=== MATERIAL ===
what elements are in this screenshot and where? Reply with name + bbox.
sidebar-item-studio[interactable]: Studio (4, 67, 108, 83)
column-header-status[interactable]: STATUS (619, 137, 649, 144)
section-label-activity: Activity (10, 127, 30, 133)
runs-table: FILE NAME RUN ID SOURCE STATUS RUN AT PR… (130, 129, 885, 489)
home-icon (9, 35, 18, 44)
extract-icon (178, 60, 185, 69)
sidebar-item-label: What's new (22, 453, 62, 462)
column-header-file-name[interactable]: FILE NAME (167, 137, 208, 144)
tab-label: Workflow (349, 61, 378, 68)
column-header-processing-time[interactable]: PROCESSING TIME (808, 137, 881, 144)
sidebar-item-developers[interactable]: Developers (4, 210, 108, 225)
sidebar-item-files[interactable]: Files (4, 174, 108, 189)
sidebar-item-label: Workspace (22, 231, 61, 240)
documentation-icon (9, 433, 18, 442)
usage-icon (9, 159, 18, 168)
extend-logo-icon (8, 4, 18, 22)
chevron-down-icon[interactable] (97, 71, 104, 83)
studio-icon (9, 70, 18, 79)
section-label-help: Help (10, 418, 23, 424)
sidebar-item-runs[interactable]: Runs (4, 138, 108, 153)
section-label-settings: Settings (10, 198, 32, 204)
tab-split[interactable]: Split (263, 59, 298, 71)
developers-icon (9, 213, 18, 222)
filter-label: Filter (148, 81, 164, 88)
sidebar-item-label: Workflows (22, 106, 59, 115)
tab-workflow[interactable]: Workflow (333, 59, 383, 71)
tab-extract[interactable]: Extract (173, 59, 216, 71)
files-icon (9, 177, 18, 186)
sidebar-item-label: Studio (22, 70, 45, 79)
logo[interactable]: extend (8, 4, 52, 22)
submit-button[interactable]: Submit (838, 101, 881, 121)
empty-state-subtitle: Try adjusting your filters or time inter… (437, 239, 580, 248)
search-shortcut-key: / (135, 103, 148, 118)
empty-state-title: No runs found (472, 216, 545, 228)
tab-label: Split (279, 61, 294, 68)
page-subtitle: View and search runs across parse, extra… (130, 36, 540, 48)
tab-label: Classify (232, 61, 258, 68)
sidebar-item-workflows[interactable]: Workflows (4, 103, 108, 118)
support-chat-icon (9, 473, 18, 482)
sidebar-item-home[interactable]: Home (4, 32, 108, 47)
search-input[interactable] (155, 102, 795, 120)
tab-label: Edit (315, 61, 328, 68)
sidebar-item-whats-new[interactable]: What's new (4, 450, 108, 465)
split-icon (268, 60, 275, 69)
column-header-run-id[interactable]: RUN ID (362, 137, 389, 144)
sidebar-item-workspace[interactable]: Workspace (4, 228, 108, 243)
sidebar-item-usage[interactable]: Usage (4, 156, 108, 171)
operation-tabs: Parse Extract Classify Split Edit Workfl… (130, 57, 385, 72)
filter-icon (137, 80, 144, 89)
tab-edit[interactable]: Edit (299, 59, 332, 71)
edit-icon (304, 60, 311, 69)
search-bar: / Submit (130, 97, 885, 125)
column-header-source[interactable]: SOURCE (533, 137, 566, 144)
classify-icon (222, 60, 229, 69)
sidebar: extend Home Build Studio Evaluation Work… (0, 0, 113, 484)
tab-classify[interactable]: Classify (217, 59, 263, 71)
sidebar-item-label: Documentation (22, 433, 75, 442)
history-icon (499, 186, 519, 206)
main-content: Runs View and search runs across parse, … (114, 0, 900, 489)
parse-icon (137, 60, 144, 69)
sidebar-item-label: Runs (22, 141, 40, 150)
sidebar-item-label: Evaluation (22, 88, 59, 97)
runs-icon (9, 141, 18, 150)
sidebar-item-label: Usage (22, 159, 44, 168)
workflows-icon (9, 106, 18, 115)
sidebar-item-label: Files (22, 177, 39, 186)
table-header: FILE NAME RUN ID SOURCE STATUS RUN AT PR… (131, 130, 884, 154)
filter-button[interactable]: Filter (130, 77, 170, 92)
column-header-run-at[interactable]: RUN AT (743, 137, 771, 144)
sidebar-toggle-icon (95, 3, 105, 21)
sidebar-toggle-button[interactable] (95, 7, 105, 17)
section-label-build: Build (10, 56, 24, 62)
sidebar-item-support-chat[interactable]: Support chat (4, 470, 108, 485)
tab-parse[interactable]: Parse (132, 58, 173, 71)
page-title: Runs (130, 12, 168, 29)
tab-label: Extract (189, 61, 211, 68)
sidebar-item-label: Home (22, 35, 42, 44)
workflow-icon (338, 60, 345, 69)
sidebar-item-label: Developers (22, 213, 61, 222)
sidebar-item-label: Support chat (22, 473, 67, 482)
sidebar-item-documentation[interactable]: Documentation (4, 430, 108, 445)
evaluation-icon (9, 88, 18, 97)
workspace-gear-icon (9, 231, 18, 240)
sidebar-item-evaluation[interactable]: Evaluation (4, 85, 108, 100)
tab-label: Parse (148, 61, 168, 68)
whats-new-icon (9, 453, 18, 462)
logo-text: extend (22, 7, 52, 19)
===
Reproduce all of the data above line for line, with no changes.

» SOLUTION BELOW
what elements are in this screenshot and where? Reply with name + bbox.
sidebar-item-studio[interactable]: Studio (4, 67, 108, 83)
column-header-status[interactable]: STATUS (619, 137, 649, 144)
section-label-activity: Activity (10, 127, 30, 133)
runs-table: FILE NAME RUN ID SOURCE STATUS RUN AT PR… (130, 129, 885, 489)
home-icon (9, 35, 18, 44)
extract-icon (178, 60, 185, 69)
sidebar-item-label: What's new (22, 453, 62, 462)
column-header-file-name[interactable]: FILE NAME (167, 137, 208, 144)
tab-label: Workflow (349, 61, 378, 68)
column-header-processing-time[interactable]: PROCESSING TIME (808, 137, 881, 144)
sidebar-item-developers[interactable]: Developers (4, 210, 108, 225)
sidebar-item-files[interactable]: Files (4, 174, 108, 189)
sidebar-item-label: Workspace (22, 231, 61, 240)
documentation-icon (9, 433, 18, 442)
usage-icon (9, 159, 18, 168)
extend-logo-icon (8, 4, 18, 22)
chevron-down-icon[interactable] (97, 71, 104, 83)
studio-icon (9, 70, 18, 79)
section-label-help: Help (10, 418, 23, 424)
sidebar-item-runs[interactable]: Runs (4, 138, 108, 153)
section-label-settings: Settings (10, 198, 32, 204)
tab-split[interactable]: Split (263, 59, 298, 71)
developers-icon (9, 213, 18, 222)
filter-label: Filter (148, 81, 164, 88)
sidebar-item-label: Workflows (22, 106, 59, 115)
tab-workflow[interactable]: Workflow (333, 59, 383, 71)
tab-extract[interactable]: Extract (173, 59, 216, 71)
files-icon (9, 177, 18, 186)
sidebar-item-label: Studio (22, 70, 45, 79)
logo[interactable]: extend (8, 4, 52, 22)
submit-button[interactable]: Submit (838, 101, 881, 121)
empty-state-subtitle: Try adjusting your filters or time inter… (437, 239, 580, 248)
search-shortcut-key: / (135, 103, 148, 118)
empty-state-title: No runs found (472, 216, 545, 228)
tab-label: Split (279, 61, 294, 68)
page-subtitle: View and search runs across parse, extra… (130, 36, 540, 48)
tab-label: Classify (232, 61, 258, 68)
sidebar-item-workflows[interactable]: Workflows (4, 103, 108, 118)
support-chat-icon (9, 473, 18, 482)
sidebar-item-home[interactable]: Home (4, 32, 108, 47)
search-input[interactable] (155, 102, 795, 120)
tab-label: Edit (315, 61, 328, 68)
sidebar-item-whats-new[interactable]: What's new (4, 450, 108, 465)
split-icon (268, 60, 275, 69)
column-header-run-id[interactable]: RUN ID (362, 137, 389, 144)
sidebar-item-workspace[interactable]: Workspace (4, 228, 108, 243)
sidebar-item-usage[interactable]: Usage (4, 156, 108, 171)
operation-tabs: Parse Extract Classify Split Edit Workfl… (130, 57, 385, 72)
filter-icon (137, 80, 144, 89)
tab-edit[interactable]: Edit (299, 59, 332, 71)
edit-icon (304, 60, 311, 69)
search-bar: / Submit (130, 97, 885, 125)
column-header-source[interactable]: SOURCE (533, 137, 566, 144)
classify-icon (222, 60, 229, 69)
sidebar: extend Home Build Studio Evaluation Work… (0, 0, 113, 484)
tab-classify[interactable]: Classify (217, 59, 263, 71)
sidebar-item-label: Documentation (22, 433, 75, 442)
history-icon (499, 186, 519, 206)
main-content: Runs View and search runs across parse, … (114, 0, 900, 489)
parse-icon (137, 60, 144, 69)
sidebar-item-label: Runs (22, 141, 40, 150)
sidebar-item-label: Evaluation (22, 88, 59, 97)
runs-icon (9, 141, 18, 150)
sidebar-item-label: Usage (22, 159, 44, 168)
workflows-icon (9, 106, 18, 115)
sidebar-item-label: Files (22, 177, 39, 186)
table-header: FILE NAME RUN ID SOURCE STATUS RUN AT PR… (131, 130, 884, 154)
filter-button[interactable]: Filter (130, 77, 170, 92)
column-header-run-at[interactable]: RUN AT (743, 137, 771, 144)
sidebar-toggle-icon (95, 3, 105, 21)
sidebar-toggle-button[interactable] (95, 7, 105, 17)
section-label-build: Build (10, 56, 24, 62)
sidebar-item-support-chat[interactable]: Support chat (4, 470, 108, 485)
tab-parse[interactable]: Parse (132, 58, 173, 71)
page-title: Runs (130, 12, 168, 29)
tab-label: Extract (189, 61, 211, 68)
sidebar-item-label: Home (22, 35, 42, 44)
workflow-icon (338, 60, 345, 69)
sidebar-item-label: Developers (22, 213, 61, 222)
sidebar-item-label: Support chat (22, 473, 67, 482)
sidebar-item-documentation[interactable]: Documentation (4, 430, 108, 445)
evaluation-icon (9, 88, 18, 97)
workspace-gear-icon (9, 231, 18, 240)
sidebar-item-evaluation[interactable]: Evaluation (4, 85, 108, 100)
tab-label: Parse (148, 61, 168, 68)
whats-new-icon (9, 453, 18, 462)
logo-text: extend (22, 7, 52, 19)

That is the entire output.